Exercise details: Gather up every line that includes the string "this".

— Begin Materials provided —

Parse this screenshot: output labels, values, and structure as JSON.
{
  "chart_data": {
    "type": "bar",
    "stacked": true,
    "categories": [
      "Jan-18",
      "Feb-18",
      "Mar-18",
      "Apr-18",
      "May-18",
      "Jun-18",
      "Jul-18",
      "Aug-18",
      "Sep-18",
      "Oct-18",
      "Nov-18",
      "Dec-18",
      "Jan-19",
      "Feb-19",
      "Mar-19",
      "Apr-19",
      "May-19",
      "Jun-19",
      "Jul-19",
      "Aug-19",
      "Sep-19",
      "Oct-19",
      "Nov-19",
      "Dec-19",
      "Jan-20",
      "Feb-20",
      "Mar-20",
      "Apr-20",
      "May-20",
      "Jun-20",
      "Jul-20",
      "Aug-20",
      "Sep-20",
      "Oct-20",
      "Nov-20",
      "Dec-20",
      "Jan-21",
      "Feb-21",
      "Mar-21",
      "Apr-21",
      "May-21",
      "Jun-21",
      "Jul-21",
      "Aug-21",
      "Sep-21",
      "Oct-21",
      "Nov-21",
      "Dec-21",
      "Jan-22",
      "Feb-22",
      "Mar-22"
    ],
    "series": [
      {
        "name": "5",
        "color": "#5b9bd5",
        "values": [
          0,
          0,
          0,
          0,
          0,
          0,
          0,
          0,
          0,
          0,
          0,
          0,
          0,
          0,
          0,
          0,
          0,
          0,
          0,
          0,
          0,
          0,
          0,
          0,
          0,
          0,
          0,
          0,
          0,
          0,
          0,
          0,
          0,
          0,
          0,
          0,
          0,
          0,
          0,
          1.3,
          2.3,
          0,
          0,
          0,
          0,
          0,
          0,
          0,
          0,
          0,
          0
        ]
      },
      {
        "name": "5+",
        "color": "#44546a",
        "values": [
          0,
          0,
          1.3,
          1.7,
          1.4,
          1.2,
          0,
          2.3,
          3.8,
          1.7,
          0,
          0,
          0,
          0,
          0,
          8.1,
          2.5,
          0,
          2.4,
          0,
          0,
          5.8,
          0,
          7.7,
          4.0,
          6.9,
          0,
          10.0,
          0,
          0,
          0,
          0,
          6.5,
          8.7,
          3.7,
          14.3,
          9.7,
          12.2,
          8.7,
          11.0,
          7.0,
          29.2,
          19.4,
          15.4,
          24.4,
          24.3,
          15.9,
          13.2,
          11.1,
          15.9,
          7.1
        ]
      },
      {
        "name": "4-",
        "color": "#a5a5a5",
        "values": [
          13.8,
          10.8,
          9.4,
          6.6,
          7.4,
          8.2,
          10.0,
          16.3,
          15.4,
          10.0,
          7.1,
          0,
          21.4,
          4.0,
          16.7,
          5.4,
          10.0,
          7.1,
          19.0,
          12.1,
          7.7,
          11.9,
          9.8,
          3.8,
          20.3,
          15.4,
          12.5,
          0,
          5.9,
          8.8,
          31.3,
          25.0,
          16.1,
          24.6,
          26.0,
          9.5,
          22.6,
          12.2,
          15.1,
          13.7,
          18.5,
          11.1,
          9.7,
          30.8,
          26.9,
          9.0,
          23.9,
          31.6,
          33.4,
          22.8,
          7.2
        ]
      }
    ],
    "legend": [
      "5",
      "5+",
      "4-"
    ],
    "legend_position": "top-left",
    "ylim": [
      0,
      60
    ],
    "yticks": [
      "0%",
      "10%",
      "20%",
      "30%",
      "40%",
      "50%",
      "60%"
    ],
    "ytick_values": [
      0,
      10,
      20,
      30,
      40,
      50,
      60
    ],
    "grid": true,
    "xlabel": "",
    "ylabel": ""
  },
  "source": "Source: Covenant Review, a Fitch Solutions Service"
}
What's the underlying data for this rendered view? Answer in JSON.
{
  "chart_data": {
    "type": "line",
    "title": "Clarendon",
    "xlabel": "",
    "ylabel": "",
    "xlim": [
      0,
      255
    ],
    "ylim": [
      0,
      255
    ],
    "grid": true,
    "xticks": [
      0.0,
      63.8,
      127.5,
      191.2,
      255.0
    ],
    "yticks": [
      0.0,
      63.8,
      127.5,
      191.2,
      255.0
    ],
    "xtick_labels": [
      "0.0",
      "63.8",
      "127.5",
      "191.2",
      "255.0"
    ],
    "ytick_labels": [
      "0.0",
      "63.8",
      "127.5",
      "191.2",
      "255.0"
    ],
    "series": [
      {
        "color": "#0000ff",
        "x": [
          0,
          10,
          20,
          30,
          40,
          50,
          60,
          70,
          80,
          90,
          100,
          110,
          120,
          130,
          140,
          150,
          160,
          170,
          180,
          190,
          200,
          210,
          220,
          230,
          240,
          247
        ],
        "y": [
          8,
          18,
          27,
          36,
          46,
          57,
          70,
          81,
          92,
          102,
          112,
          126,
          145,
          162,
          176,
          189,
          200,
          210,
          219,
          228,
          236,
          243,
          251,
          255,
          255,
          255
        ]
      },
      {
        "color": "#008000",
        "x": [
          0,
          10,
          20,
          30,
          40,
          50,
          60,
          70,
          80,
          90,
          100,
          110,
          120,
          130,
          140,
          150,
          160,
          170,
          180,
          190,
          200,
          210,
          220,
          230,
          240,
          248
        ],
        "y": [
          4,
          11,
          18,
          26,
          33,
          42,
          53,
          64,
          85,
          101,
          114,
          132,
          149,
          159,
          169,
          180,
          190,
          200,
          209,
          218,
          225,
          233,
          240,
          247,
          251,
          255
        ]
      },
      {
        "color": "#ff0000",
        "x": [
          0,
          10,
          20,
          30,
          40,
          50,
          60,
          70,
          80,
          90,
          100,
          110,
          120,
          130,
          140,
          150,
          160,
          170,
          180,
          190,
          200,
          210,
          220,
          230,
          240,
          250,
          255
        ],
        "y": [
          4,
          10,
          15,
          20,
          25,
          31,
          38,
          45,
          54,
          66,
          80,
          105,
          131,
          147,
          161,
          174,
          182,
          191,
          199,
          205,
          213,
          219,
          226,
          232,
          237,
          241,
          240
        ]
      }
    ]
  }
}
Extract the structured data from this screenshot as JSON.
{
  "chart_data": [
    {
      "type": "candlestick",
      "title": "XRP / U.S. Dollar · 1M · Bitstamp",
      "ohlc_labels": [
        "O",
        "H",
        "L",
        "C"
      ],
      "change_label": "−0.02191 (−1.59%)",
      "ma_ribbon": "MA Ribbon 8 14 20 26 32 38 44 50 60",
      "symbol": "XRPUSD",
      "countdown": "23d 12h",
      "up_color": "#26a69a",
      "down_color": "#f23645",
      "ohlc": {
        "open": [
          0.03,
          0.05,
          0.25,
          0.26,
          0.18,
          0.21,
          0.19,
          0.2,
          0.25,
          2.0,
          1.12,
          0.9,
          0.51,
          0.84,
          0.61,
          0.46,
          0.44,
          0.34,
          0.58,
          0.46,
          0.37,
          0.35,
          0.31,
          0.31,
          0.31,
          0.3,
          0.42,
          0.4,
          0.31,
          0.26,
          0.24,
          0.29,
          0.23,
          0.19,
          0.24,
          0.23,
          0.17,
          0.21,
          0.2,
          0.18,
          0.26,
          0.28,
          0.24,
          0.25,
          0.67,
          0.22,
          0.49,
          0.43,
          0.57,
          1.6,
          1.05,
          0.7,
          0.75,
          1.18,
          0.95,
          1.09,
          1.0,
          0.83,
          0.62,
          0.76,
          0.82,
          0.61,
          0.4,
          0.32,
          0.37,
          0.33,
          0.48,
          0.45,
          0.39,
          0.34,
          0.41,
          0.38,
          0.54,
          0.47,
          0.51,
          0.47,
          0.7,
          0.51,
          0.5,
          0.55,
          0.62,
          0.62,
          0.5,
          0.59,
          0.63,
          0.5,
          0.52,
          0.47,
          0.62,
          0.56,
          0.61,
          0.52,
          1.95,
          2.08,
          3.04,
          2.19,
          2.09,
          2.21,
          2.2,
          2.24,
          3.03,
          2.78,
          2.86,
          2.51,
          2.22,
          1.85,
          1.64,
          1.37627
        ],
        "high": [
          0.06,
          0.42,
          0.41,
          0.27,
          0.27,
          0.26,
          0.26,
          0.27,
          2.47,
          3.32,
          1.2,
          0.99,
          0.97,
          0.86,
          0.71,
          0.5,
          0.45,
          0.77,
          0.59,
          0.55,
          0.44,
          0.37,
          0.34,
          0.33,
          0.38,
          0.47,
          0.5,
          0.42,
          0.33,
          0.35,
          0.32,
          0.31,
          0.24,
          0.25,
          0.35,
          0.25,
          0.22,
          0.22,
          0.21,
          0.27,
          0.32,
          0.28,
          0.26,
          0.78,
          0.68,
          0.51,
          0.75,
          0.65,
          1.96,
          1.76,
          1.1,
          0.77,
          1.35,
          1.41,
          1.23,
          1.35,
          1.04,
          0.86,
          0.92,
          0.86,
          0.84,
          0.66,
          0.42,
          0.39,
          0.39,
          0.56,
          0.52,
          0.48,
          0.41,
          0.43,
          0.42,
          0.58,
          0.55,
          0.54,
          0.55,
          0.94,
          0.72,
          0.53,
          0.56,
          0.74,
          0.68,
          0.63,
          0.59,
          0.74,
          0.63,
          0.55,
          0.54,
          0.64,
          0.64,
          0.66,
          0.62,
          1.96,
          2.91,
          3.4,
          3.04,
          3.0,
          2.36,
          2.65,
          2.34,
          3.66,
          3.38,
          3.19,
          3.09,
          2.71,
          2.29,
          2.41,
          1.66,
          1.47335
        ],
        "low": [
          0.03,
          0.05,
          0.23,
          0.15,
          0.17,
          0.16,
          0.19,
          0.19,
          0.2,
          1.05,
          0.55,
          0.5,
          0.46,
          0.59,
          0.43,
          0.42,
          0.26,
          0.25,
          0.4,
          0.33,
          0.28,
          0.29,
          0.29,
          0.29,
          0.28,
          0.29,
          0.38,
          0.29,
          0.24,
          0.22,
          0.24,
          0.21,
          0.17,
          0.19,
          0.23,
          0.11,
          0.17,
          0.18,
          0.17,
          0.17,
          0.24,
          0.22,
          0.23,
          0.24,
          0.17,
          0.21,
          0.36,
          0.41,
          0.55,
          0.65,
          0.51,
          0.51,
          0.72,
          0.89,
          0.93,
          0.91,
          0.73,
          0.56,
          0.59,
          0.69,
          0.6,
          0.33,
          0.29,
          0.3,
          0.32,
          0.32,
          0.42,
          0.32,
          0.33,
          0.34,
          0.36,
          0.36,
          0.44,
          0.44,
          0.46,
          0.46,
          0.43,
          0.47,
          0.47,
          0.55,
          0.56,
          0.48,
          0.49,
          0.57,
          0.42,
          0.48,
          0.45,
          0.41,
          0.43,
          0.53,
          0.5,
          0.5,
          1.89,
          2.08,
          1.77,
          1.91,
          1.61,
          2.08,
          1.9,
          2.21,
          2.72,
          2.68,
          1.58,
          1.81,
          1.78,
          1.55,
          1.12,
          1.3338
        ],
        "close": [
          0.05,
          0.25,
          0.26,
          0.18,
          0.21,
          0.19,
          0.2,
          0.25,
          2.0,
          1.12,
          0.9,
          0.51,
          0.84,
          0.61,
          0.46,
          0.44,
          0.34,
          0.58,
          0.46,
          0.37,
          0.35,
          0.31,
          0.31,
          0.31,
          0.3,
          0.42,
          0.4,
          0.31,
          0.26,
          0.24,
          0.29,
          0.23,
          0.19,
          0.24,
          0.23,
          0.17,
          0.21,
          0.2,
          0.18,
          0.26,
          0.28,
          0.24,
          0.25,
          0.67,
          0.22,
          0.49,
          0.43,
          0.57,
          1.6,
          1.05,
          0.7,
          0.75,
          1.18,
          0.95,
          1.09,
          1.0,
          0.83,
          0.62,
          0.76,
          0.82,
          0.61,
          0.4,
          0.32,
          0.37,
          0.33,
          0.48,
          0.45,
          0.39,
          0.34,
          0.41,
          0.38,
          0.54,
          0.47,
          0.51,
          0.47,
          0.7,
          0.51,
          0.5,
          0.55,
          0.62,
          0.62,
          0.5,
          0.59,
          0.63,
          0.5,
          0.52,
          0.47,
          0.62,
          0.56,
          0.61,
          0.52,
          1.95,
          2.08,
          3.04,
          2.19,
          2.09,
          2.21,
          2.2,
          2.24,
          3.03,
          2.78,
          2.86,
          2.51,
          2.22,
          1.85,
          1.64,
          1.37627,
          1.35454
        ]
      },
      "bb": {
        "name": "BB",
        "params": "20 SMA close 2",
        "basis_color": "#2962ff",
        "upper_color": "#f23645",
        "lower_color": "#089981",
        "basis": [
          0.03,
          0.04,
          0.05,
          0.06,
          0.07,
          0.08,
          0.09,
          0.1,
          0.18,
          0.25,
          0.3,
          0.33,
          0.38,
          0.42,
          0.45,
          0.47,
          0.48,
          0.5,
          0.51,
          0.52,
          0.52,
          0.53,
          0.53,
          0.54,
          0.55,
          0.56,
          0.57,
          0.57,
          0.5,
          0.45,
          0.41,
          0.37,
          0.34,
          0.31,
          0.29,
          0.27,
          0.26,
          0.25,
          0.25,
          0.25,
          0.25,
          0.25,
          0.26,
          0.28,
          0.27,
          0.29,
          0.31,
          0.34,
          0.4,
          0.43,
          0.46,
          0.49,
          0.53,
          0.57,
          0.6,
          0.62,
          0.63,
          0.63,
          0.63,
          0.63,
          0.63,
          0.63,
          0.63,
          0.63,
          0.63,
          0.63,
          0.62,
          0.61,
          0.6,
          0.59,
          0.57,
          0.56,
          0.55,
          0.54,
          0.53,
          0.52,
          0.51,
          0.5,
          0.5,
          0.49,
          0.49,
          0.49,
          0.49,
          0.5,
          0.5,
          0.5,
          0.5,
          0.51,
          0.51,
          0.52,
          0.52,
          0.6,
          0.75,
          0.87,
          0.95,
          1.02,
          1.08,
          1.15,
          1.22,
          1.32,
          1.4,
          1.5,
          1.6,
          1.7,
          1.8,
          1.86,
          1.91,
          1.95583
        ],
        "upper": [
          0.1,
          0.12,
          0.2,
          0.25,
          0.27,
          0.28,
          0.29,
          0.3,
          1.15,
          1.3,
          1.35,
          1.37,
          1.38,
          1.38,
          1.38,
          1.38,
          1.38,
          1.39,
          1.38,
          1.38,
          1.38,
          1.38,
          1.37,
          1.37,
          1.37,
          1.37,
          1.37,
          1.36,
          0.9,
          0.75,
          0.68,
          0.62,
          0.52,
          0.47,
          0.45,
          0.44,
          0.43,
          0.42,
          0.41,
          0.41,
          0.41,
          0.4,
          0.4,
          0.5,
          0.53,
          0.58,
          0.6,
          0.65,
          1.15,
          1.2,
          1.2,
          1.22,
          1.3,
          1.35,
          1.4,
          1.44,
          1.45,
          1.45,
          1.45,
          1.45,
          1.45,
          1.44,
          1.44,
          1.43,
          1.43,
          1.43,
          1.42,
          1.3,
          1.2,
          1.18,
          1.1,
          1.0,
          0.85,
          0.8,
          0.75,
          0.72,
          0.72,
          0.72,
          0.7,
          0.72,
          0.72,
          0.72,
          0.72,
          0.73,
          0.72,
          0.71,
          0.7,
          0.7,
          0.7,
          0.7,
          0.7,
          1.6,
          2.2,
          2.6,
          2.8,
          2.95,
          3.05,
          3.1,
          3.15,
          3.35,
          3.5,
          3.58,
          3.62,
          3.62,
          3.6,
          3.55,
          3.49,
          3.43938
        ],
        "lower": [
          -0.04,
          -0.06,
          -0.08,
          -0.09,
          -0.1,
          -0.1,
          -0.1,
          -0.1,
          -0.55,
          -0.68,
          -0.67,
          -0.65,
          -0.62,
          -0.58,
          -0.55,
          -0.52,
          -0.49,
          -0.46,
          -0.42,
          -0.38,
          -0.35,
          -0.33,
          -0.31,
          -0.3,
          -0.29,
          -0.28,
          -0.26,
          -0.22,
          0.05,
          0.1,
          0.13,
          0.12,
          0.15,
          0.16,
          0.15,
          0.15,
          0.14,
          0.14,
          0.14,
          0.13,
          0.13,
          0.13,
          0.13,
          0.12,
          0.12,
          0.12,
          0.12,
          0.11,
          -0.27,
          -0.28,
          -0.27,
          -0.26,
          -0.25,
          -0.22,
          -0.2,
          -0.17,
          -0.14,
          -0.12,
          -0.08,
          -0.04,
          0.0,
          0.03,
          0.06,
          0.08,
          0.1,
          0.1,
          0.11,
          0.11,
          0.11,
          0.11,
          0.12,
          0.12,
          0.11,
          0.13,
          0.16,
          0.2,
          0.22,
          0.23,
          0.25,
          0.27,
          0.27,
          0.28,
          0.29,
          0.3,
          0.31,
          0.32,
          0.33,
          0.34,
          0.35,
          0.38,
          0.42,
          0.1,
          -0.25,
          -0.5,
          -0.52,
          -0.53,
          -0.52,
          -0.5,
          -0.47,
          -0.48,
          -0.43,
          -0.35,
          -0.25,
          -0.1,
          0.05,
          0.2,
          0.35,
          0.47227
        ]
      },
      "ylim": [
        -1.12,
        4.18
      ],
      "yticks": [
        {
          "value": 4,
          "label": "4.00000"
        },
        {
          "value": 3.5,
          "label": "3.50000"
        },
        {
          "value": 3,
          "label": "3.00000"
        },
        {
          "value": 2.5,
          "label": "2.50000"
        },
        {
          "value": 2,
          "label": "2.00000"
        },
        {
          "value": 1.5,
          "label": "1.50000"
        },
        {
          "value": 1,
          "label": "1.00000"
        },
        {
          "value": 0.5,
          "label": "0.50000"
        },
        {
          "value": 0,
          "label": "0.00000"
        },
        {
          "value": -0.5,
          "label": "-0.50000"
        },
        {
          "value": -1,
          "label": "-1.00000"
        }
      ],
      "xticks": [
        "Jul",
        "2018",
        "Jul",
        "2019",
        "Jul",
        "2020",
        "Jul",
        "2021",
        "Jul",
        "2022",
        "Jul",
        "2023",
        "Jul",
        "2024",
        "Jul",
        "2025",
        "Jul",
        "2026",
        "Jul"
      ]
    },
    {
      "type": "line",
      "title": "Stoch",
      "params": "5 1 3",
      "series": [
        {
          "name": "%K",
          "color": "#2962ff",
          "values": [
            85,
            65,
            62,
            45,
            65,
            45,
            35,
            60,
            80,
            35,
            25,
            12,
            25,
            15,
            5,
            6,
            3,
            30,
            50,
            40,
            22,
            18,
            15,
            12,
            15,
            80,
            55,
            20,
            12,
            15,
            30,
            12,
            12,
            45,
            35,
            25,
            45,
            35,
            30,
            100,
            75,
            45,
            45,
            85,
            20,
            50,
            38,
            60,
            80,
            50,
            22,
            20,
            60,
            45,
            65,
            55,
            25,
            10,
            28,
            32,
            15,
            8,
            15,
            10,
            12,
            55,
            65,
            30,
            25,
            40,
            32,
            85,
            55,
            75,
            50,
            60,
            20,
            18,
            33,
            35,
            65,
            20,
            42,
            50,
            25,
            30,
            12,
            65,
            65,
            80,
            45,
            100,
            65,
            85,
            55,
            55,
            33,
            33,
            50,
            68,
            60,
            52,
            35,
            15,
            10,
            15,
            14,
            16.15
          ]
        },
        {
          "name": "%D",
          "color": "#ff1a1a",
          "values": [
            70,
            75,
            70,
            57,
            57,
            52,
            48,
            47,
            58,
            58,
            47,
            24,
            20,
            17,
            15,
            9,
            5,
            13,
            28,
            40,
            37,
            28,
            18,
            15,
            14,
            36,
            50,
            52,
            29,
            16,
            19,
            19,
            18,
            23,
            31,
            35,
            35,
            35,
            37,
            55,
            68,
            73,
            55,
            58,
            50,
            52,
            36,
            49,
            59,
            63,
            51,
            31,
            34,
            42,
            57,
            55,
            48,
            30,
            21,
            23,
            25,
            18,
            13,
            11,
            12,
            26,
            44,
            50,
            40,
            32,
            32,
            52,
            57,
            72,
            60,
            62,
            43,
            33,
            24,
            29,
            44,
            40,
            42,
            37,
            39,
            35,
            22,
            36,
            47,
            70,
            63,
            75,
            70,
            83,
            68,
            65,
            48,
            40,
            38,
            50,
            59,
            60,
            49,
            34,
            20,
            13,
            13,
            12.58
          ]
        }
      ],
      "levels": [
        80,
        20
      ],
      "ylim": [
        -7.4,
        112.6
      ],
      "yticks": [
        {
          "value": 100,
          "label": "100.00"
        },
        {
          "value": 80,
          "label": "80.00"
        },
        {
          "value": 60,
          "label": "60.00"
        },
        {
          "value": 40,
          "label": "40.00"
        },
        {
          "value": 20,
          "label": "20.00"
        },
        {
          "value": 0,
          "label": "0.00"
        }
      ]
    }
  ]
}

— End Materials provided —

Solution:
Parse this screenshot: output labels, values, and structure as JSON.
What's the underlying data for this rendered view? Answer in JSON.
Extract the structured data from this screenshot as JSON.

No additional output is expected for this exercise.